# PROVIDED RECORDS start
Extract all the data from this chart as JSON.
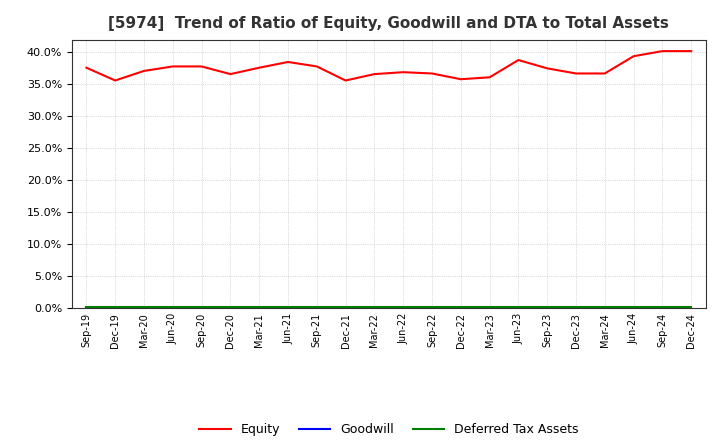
{
  "title": "[5974]  Trend of Ratio of Equity, Goodwill and DTA to Total Assets",
  "x_labels": [
    "Sep-19",
    "Dec-19",
    "Mar-20",
    "Jun-20",
    "Sep-20",
    "Dec-20",
    "Mar-21",
    "Jun-21",
    "Sep-21",
    "Dec-21",
    "Mar-22",
    "Jun-22",
    "Sep-22",
    "Dec-22",
    "Mar-23",
    "Jun-23",
    "Sep-23",
    "Dec-23",
    "Mar-24",
    "Jun-24",
    "Sep-24",
    "Dec-24"
  ],
  "equity": [
    0.376,
    0.356,
    0.371,
    0.378,
    0.378,
    0.366,
    0.376,
    0.385,
    0.378,
    0.356,
    0.366,
    0.369,
    0.367,
    0.358,
    0.361,
    0.388,
    0.375,
    0.367,
    0.367,
    0.394,
    0.402,
    0.402
  ],
  "goodwill": [
    0.0,
    0.0,
    0.0,
    0.0,
    0.0,
    0.0,
    0.0,
    0.0,
    0.0,
    0.0,
    0.0,
    0.0,
    0.0,
    0.0,
    0.0,
    0.0,
    0.0,
    0.0,
    0.0,
    0.0,
    0.0,
    0.0
  ],
  "dta": [
    0.002,
    0.002,
    0.002,
    0.002,
    0.002,
    0.002,
    0.002,
    0.002,
    0.002,
    0.002,
    0.002,
    0.002,
    0.002,
    0.002,
    0.002,
    0.002,
    0.002,
    0.002,
    0.002,
    0.002,
    0.002,
    0.002
  ],
  "equity_color": "#FF0000",
  "goodwill_color": "#0000FF",
  "dta_color": "#008000",
  "ylim": [
    0.0,
    0.42
  ],
  "yticks": [
    0.0,
    0.05,
    0.1,
    0.15,
    0.2,
    0.25,
    0.3,
    0.35,
    0.4
  ],
  "background_color": "#FFFFFF",
  "plot_bg_color": "#FFFFFF",
  "grid_color": "#BBBBBB",
  "title_fontsize": 11,
  "legend_labels": [
    "Equity",
    "Goodwill",
    "Deferred Tax Assets"
  ]
}
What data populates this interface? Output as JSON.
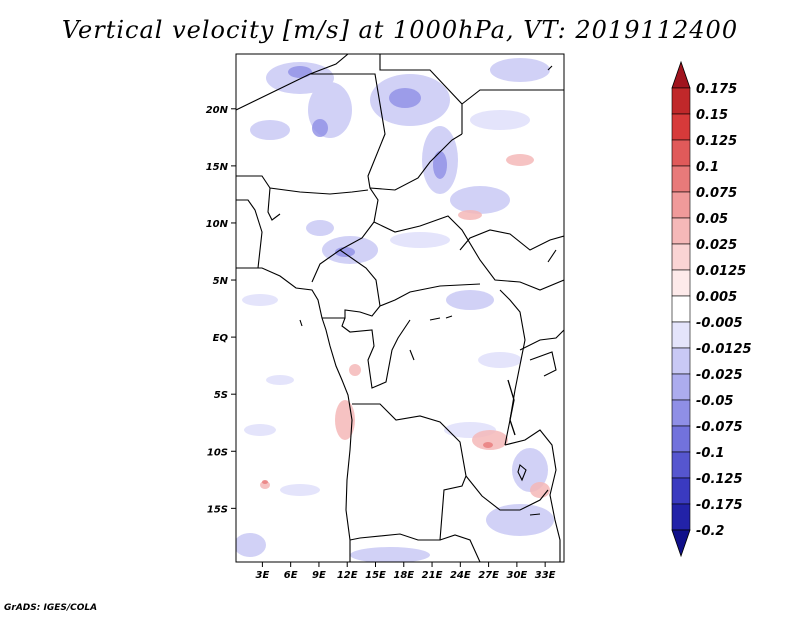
{
  "title": "Vertical velocity [m/s] at 1000hPa, VT: 2019112400",
  "credit": "GrADS: IGES/COLA",
  "map": {
    "lon_labels": [
      "3E",
      "6E",
      "9E",
      "12E",
      "15E",
      "18E",
      "21E",
      "24E",
      "27E",
      "30E",
      "33E"
    ],
    "lon_values": [
      3,
      6,
      9,
      12,
      15,
      18,
      21,
      24,
      27,
      30,
      33
    ],
    "lat_labels": [
      "20N",
      "15N",
      "10N",
      "5N",
      "EQ",
      "5S",
      "10S",
      "15S"
    ],
    "lat_values": [
      20,
      15,
      10,
      5,
      0,
      -5,
      -10,
      -15
    ],
    "lon_range": [
      0.2,
      35.0
    ],
    "lat_range": [
      -19.7,
      24.8
    ]
  },
  "colorbar": {
    "levels": [
      "0.175",
      "0.15",
      "0.125",
      "0.1",
      "0.075",
      "0.05",
      "0.025",
      "0.0125",
      "0.005",
      "-0.005",
      "-0.0125",
      "-0.025",
      "-0.05",
      "-0.075",
      "-0.1",
      "-0.125",
      "-0.175",
      "-0.2"
    ],
    "colors": [
      "#a0141e",
      "#c0282a",
      "#d73a3a",
      "#e05a5a",
      "#e87a7a",
      "#f09a9a",
      "#f5b8b8",
      "#fad4d4",
      "#fdeaea",
      "#ffffff",
      "#e4e4fb",
      "#c9c9f5",
      "#acacee",
      "#8f8fe6",
      "#7272dc",
      "#5656cf",
      "#3a3ac0",
      "#2222a8",
      "#10108a"
    ]
  }
}
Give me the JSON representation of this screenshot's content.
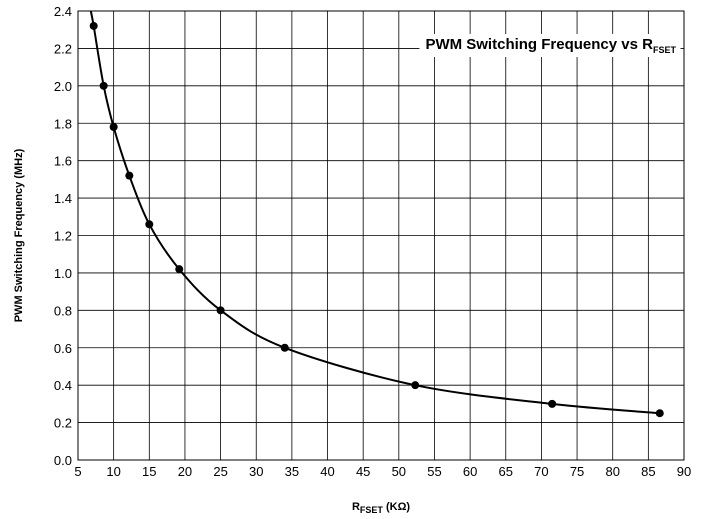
{
  "chart_data": {
    "type": "line",
    "title": "PWM Switching Frequency vs R",
    "title_subscript": "FSET",
    "xlabel": "R",
    "xlabel_subscript": "FSET",
    "xlabel_suffix": " (KΩ)",
    "ylabel": "PWM Switching Frequency  (MHz)",
    "xlim": [
      5,
      90
    ],
    "ylim": [
      0.0,
      2.4
    ],
    "x_ticks": [
      "5",
      "10",
      "15",
      "20",
      "25",
      "30",
      "35",
      "40",
      "45",
      "50",
      "55",
      "60",
      "65",
      "70",
      "75",
      "80",
      "85",
      "90"
    ],
    "y_ticks": [
      "0.0",
      "0.2",
      "0.4",
      "0.6",
      "0.8",
      "1.0",
      "1.2",
      "1.4",
      "1.6",
      "1.8",
      "2.0",
      "2.2",
      "2.4"
    ],
    "grid": true,
    "marker": "circle",
    "line_color": "#000000",
    "series": [
      {
        "x": [
          7.2,
          8.6,
          10.0,
          12.2,
          15.0,
          19.2,
          25.0,
          34.0,
          52.3,
          71.5,
          86.6
        ],
        "y": [
          2.32,
          2.0,
          1.78,
          1.52,
          1.26,
          1.02,
          0.8,
          0.6,
          0.4,
          0.3,
          0.25
        ]
      }
    ]
  }
}
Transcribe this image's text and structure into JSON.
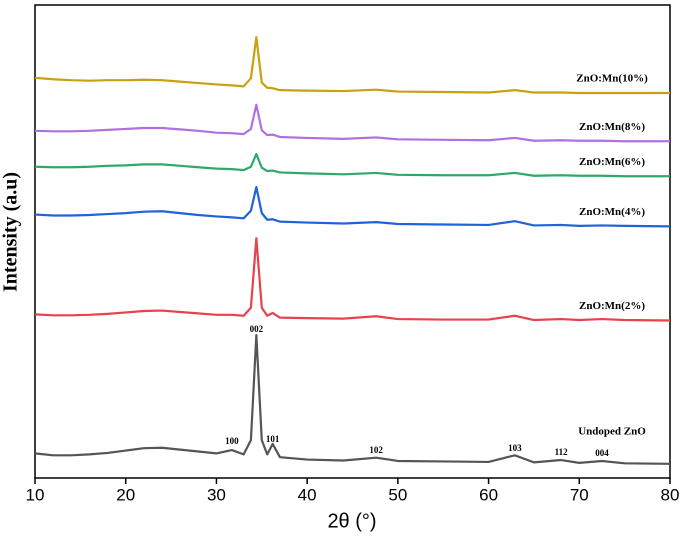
{
  "chart_data": {
    "type": "line",
    "x_label": "2θ (°)",
    "y_label": "Intensity (a.u)",
    "xlim": [
      10,
      80
    ],
    "xticks": [
      10,
      20,
      30,
      40,
      50,
      60,
      70,
      80
    ],
    "ylim": [
      0,
      100
    ],
    "x": [
      10,
      12,
      14,
      16,
      18,
      20,
      22,
      24,
      26,
      28,
      30,
      31.7,
      33,
      33.8,
      34.4,
      35,
      35.6,
      36.2,
      37,
      40,
      44,
      47.6,
      50,
      55,
      60,
      62.9,
      65,
      68,
      70,
      72.5,
      75,
      80
    ],
    "series": [
      {
        "name": "Undoped ZnO",
        "color": "#555555",
        "values": [
          5.2,
          4.8,
          4.8,
          5.0,
          5.3,
          5.8,
          6.3,
          6.4,
          6.0,
          5.6,
          5.2,
          5.9,
          5.0,
          8,
          30.2,
          8,
          5.0,
          7.2,
          4.4,
          3.9,
          3.7,
          4.3,
          3.6,
          3.5,
          3.4,
          4.8,
          3.3,
          3.8,
          3.2,
          3.6,
          3.1,
          3.0
        ]
      },
      {
        "name": "ZnO:Mn(2%)",
        "color": "#e8424a",
        "values": [
          34.6,
          34.4,
          34.4,
          34.5,
          34.7,
          35.0,
          35.3,
          35.4,
          35.1,
          34.8,
          34.5,
          34.5,
          34.3,
          36,
          50.7,
          36,
          34.3,
          34.9,
          33.9,
          33.8,
          33.7,
          34.2,
          33.6,
          33.5,
          33.5,
          34.3,
          33.4,
          33.6,
          33.4,
          33.6,
          33.4,
          33.3
        ]
      },
      {
        "name": "ZnO:Mn(4%)",
        "color": "#1f63d8",
        "values": [
          55.7,
          55.5,
          55.5,
          55.6,
          55.8,
          56.0,
          56.3,
          56.4,
          56.0,
          55.6,
          55.3,
          55.1,
          54.9,
          56.5,
          61.5,
          56,
          54.6,
          54.7,
          54.2,
          54.0,
          53.8,
          54.1,
          53.7,
          53.6,
          53.5,
          54.3,
          53.4,
          53.5,
          53.3,
          53.4,
          53.3,
          53.2
        ]
      },
      {
        "name": "ZnO:Mn(6%)",
        "color": "#2fa868",
        "values": [
          65.8,
          65.7,
          65.7,
          65.8,
          66.0,
          66.1,
          66.3,
          66.3,
          66.0,
          65.7,
          65.4,
          65.3,
          65.1,
          65.8,
          68.5,
          65.6,
          64.9,
          65.0,
          64.6,
          64.4,
          64.2,
          64.5,
          64.1,
          64.0,
          64.0,
          64.5,
          63.9,
          64.0,
          63.9,
          63.9,
          63.8,
          63.8
        ]
      },
      {
        "name": "ZnO:Mn(8%)",
        "color": "#b070e0",
        "values": [
          73.4,
          73.3,
          73.3,
          73.4,
          73.6,
          73.8,
          74.0,
          74.0,
          73.7,
          73.4,
          73.0,
          72.9,
          72.7,
          73.8,
          78.9,
          73.5,
          72.5,
          72.6,
          72.1,
          71.9,
          71.7,
          72.0,
          71.6,
          71.5,
          71.4,
          71.9,
          71.3,
          71.4,
          71.3,
          71.3,
          71.2,
          71.2
        ]
      },
      {
        "name": "ZnO:Mn(10%)",
        "color": "#c9a012",
        "values": [
          84.6,
          84.3,
          84.1,
          84.0,
          84.1,
          84.1,
          84.2,
          84.1,
          83.8,
          83.5,
          83.2,
          83.0,
          82.8,
          84.5,
          93.2,
          83.6,
          82.5,
          82.4,
          82.0,
          81.9,
          81.8,
          82.1,
          81.7,
          81.6,
          81.5,
          82.0,
          81.5,
          81.5,
          81.4,
          81.4,
          81.4,
          81.4
        ]
      }
    ],
    "annotations": [
      {
        "text": "100",
        "x": 31.7,
        "y": 7.6
      },
      {
        "text": "002",
        "x": 34.4,
        "y": 31.3
      },
      {
        "text": "101",
        "x": 36.2,
        "y": 8
      },
      {
        "text": "102",
        "x": 47.6,
        "y": 5.7
      },
      {
        "text": "103",
        "x": 62.9,
        "y": 6.1
      },
      {
        "text": "112",
        "x": 68,
        "y": 5.3
      },
      {
        "text": "004",
        "x": 72.5,
        "y": 5.1
      }
    ]
  }
}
# PROVIDED RECORDS end
EXERCISE PROMPT:
Pick out every line of the listing containing the word "name", and show those lines.

SOLUTION FOR THIS TASK:
        "name": "Undoped ZnO",
        "name": "ZnO:Mn(2%)",
        "name": "ZnO:Mn(4%)",
        "name": "ZnO:Mn(6%)",
        "name": "ZnO:Mn(8%)",
        "name": "ZnO:Mn(10%)",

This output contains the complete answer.